__GIVEN DATA__.
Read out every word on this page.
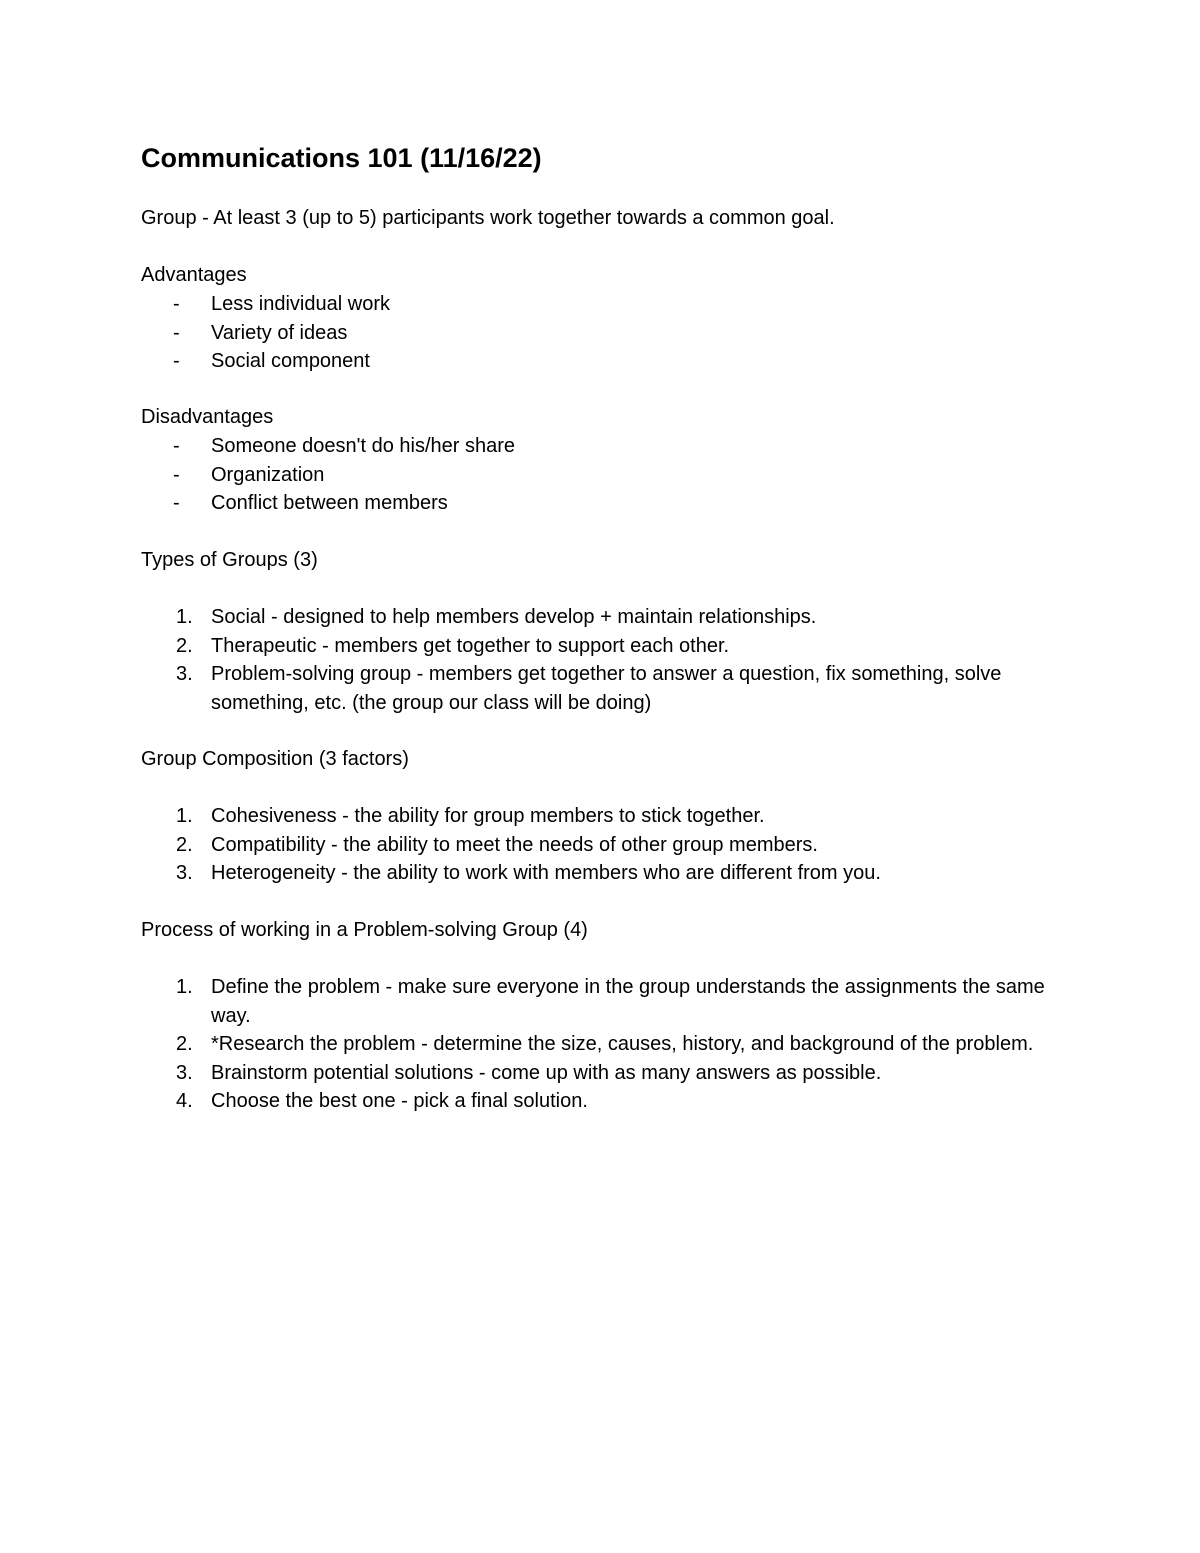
Communications 101 (11/16/22)
Group - At least 3 (up to 5) participants work together towards a common goal.
Advantages
-	Less individual work
-	Variety of ideas
-	Social component
Disadvantages
-	Someone doesn't do his/her share
-	Organization
-	Conflict between members
Types of Groups (3)
1. Social - designed to help members develop + maintain relationships.
2. Therapeutic - members get together to support each other.
3. Problem-solving group - members get together to answer a question, fix something, solve something, etc. (the group our class will be doing)
Group Composition (3 factors)
1. Cohesiveness - the ability for group members to stick together.
2. Compatibility - the ability to meet the needs of other group members.
3. Heterogeneity - the ability to work with members who are different from you.
Process of working in a Problem-solving Group (4)
1. Define the problem - make sure everyone in the group understands the assignments the same way.
2. *Research the problem - determine the size, causes, history, and background of the problem.
3. Brainstorm potential solutions - come up with as many answers as possible.
4. Choose the best one - pick a final solution.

__PROBLEM DESCRIPTION__. Write out every record above exactly as it stands, but leave out the pictures.

__RESULT OF THIS EXERCISE__.
Read out every word on this page.
Communications 101 (11/16/22)
Group - At least 3 (up to 5) participants work together towards a common goal.
Advantages
-	Less individual work
-	Variety of ideas
-	Social component
Disadvantages
-	Someone doesn't do his/her share
-	Organization
-	Conflict between members
Types of Groups (3)
1. Social - designed to help members develop + maintain relationships.
2. Therapeutic - members get together to support each other.
3. Problem-solving group - members get together to answer a question, fix something, solve something, etc. (the group our class will be doing)
Group Composition (3 factors)
1. Cohesiveness - the ability for group members to stick together.
2. Compatibility - the ability to meet the needs of other group members.
3. Heterogeneity - the ability to work with members who are different from you.
Process of working in a Problem-solving Group (4)
1. Define the problem - make sure everyone in the group understands the assignments the same way.
2. *Research the problem - determine the size, causes, history, and background of the problem.
3. Brainstorm potential solutions - come up with as many answers as possible.
4. Choose the best one - pick a final solution.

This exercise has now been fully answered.